Task instructions: Copy out all lines of the records in which the word "brief" appears.

Dataset records:
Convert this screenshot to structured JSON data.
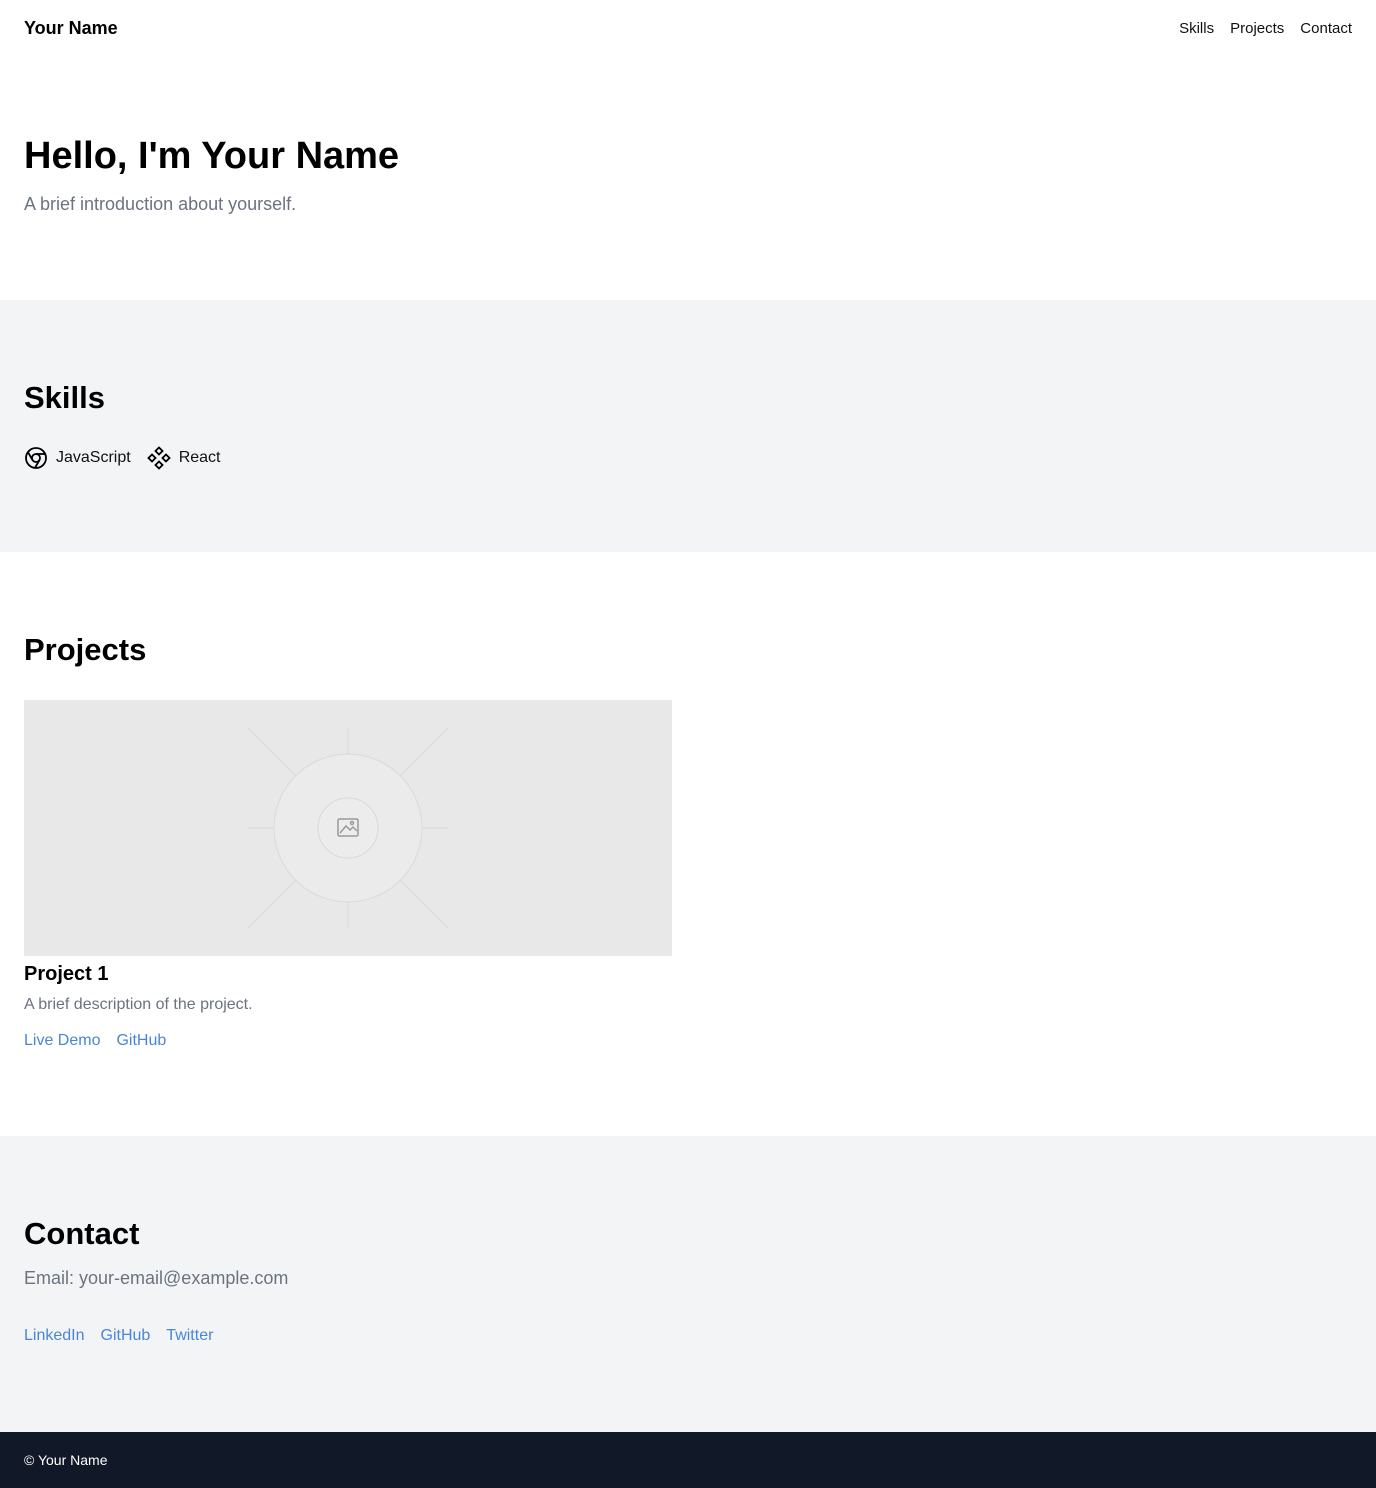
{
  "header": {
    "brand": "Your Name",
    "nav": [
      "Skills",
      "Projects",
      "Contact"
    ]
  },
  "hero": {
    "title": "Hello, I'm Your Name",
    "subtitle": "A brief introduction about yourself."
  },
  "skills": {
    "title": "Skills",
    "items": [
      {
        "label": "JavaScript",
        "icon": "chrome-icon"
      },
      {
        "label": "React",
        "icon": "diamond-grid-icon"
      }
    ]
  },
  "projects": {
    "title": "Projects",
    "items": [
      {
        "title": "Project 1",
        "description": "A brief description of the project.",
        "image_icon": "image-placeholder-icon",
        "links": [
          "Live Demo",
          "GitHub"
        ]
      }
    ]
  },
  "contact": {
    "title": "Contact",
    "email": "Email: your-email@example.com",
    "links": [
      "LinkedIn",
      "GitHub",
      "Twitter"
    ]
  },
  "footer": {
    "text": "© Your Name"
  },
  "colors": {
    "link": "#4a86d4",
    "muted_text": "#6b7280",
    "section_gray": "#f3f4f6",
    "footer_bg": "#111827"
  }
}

==

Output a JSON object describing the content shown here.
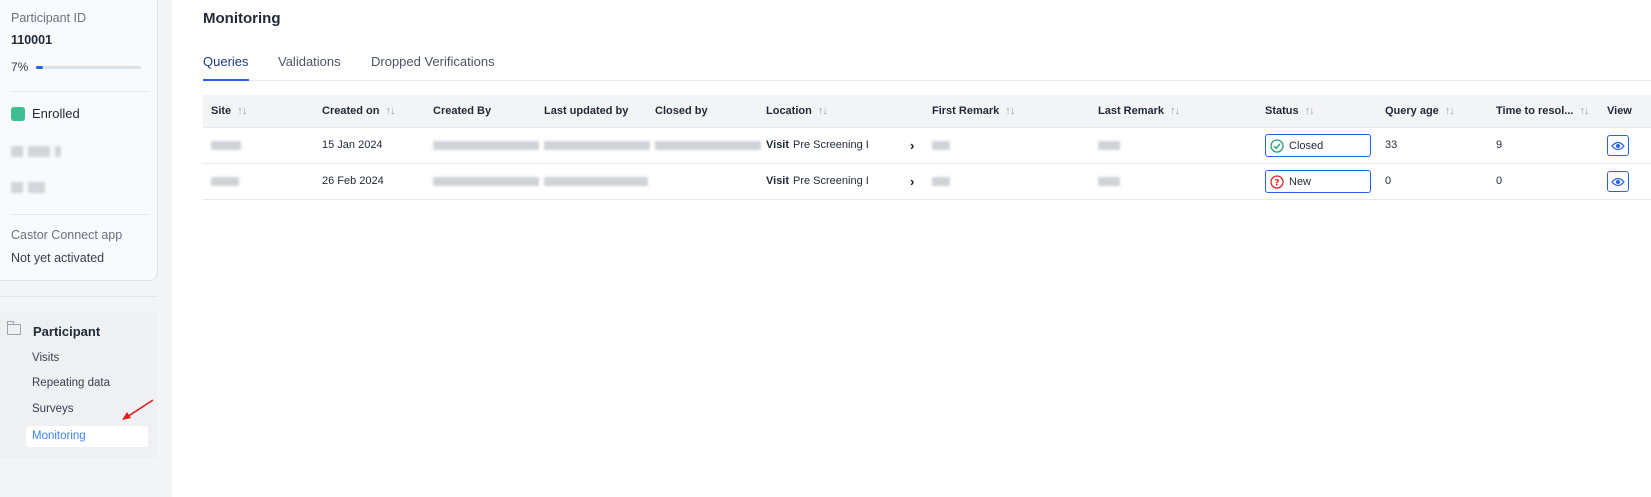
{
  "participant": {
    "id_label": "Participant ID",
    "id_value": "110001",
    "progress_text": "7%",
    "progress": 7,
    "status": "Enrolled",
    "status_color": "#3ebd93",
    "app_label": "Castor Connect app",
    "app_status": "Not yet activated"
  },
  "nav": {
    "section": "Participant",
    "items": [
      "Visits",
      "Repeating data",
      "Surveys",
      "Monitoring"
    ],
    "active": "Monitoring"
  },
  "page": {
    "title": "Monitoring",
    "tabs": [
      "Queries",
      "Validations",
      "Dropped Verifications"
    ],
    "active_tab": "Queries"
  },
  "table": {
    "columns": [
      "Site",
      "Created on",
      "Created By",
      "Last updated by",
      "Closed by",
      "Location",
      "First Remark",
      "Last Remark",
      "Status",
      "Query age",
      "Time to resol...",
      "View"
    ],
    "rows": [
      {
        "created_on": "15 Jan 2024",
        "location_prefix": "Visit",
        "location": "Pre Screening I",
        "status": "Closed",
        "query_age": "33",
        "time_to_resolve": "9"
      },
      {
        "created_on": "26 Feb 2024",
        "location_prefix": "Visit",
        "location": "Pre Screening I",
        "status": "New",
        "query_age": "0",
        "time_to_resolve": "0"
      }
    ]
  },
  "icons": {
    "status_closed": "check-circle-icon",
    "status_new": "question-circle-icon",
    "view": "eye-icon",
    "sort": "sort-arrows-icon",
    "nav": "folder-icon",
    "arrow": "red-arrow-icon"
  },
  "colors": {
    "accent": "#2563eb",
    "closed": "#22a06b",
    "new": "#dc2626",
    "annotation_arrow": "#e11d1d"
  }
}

The response:
    "subtitle": "A brief introduction about yourself."
        "description": "A brief description of the project.",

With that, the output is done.